** START **

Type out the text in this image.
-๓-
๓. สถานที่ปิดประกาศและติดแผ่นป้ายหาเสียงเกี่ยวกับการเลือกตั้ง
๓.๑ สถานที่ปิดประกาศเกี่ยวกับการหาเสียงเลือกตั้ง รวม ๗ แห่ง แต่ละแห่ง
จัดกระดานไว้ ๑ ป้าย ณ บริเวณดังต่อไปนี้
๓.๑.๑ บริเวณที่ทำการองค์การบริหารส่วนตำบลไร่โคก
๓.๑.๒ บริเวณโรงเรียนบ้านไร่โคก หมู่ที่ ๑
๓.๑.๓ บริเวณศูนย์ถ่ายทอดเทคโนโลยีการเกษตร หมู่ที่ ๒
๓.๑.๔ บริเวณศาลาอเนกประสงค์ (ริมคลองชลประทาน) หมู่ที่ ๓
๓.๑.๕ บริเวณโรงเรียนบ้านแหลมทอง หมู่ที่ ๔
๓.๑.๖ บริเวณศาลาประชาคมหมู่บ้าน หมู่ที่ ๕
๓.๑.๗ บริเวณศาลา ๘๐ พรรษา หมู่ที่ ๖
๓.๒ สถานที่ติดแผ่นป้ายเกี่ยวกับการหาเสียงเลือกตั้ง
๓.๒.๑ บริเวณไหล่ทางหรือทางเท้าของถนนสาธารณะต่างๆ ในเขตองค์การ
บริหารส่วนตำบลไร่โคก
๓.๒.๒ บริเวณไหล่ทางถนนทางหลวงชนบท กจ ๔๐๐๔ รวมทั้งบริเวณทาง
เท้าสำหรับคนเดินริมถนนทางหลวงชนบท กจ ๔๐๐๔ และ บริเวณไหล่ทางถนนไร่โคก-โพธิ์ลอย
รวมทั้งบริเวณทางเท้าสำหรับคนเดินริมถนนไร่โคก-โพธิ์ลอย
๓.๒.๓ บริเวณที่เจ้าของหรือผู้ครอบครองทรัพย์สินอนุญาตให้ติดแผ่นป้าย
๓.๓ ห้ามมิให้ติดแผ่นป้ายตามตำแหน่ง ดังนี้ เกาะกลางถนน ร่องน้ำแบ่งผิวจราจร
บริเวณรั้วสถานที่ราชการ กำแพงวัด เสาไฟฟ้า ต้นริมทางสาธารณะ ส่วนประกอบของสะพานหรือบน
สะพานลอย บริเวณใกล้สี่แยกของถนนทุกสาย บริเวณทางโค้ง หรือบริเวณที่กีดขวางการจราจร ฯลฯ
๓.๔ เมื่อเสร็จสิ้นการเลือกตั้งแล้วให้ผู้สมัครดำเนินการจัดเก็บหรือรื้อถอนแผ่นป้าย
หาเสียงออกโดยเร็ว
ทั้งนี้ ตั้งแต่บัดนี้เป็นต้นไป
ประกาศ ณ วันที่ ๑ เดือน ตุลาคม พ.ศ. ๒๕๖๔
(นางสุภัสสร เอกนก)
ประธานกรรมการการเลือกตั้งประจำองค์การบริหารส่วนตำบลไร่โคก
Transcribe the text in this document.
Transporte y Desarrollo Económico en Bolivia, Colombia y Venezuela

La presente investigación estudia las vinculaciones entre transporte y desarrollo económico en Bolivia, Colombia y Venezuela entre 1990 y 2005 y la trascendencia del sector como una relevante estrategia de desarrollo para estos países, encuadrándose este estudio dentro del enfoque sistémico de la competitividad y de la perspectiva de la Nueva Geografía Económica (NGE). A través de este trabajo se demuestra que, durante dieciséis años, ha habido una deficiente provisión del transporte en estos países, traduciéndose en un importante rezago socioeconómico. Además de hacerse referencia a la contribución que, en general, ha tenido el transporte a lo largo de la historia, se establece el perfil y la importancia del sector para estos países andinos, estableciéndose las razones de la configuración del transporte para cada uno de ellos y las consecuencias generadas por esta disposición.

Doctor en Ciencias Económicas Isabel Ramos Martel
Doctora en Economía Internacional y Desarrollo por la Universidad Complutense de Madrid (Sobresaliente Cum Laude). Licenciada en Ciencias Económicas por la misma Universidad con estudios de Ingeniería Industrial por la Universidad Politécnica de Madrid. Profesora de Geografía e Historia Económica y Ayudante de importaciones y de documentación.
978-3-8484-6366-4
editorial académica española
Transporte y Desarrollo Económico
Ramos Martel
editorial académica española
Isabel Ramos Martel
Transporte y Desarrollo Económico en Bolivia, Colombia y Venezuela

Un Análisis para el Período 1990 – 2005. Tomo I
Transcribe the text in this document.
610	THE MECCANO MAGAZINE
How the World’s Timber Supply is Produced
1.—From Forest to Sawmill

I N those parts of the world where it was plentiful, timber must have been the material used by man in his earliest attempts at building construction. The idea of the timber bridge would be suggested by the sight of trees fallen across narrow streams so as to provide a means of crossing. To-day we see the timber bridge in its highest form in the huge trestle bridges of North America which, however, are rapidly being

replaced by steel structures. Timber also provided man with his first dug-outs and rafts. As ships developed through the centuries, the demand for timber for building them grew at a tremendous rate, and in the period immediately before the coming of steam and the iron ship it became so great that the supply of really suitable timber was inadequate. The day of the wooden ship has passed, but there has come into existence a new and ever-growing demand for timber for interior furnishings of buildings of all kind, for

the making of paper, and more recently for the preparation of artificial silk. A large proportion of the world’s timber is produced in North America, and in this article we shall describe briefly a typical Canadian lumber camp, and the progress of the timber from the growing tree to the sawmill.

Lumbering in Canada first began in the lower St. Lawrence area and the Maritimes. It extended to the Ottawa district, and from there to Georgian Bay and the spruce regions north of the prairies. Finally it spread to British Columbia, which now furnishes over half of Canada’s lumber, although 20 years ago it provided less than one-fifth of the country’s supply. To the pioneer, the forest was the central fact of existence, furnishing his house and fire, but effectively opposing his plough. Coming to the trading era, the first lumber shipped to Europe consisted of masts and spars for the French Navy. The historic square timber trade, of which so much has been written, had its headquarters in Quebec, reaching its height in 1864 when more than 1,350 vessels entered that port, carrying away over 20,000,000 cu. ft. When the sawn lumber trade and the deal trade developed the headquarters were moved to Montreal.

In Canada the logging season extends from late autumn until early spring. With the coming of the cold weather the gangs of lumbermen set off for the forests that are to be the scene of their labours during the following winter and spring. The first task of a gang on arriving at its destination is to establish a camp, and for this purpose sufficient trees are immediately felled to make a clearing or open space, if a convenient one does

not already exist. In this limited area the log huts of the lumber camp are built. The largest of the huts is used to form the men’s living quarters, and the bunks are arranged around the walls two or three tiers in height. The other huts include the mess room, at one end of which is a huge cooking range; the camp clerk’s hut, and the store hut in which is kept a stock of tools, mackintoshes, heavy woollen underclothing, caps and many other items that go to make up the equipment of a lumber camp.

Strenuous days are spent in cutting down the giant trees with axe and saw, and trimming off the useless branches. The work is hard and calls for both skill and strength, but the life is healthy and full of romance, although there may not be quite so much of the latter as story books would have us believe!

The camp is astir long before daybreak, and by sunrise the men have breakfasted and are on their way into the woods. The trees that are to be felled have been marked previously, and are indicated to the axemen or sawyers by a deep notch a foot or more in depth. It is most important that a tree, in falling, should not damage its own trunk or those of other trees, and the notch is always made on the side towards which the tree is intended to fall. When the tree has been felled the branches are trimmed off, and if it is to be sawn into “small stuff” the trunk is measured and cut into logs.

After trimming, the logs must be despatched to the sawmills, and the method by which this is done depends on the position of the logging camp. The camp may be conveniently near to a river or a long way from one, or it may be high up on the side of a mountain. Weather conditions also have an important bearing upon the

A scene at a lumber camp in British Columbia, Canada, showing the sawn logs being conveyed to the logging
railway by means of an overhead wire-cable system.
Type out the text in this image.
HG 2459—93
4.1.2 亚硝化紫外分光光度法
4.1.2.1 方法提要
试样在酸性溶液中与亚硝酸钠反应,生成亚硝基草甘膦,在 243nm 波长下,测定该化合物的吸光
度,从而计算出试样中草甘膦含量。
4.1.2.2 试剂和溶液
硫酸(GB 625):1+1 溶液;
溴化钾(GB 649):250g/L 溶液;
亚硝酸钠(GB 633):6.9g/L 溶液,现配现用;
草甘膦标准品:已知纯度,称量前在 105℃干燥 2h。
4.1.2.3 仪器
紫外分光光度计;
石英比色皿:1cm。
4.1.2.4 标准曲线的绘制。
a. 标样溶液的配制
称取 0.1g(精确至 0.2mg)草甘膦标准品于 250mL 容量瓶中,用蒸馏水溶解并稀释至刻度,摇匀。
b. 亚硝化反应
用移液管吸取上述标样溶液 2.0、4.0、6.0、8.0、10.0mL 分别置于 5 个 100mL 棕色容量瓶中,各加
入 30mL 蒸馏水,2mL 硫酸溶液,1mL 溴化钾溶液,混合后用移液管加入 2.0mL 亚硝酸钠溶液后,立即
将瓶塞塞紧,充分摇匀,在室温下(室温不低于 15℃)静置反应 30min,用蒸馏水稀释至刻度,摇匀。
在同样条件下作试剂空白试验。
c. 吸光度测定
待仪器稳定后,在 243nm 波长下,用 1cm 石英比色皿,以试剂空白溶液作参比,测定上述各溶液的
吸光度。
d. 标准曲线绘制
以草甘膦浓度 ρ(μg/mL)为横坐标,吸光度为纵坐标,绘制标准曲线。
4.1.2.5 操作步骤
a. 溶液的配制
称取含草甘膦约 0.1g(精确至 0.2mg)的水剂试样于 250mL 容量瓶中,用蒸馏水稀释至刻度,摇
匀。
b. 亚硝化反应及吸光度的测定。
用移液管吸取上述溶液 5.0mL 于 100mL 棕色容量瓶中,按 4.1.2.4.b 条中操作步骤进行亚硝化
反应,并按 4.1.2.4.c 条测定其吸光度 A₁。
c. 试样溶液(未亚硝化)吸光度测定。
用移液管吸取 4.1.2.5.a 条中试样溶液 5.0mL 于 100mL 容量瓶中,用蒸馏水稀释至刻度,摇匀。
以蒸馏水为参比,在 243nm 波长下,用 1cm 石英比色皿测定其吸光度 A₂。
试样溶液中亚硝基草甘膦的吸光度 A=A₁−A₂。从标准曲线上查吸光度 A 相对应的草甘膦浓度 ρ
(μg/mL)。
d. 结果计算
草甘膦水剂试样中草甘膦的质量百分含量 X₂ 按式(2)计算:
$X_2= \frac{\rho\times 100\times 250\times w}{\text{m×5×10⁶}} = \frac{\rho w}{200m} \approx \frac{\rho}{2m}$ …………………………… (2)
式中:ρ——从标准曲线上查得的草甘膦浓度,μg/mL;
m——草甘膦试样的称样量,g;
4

** END **

Gather each line that holds "าสำหร".

- Response to this task:
เท้าสำหรับคนเดินริมถนนทางหลวงชนบท กจ ๔๐๐๔ และ บริเวณไหล่ทางถนนไร่โคก-โพธิ์ลอย
รวมทั้งบริเวณทางเท้าสำหรับคนเดินริมถนนไร่โคก-โพธิ์ลอย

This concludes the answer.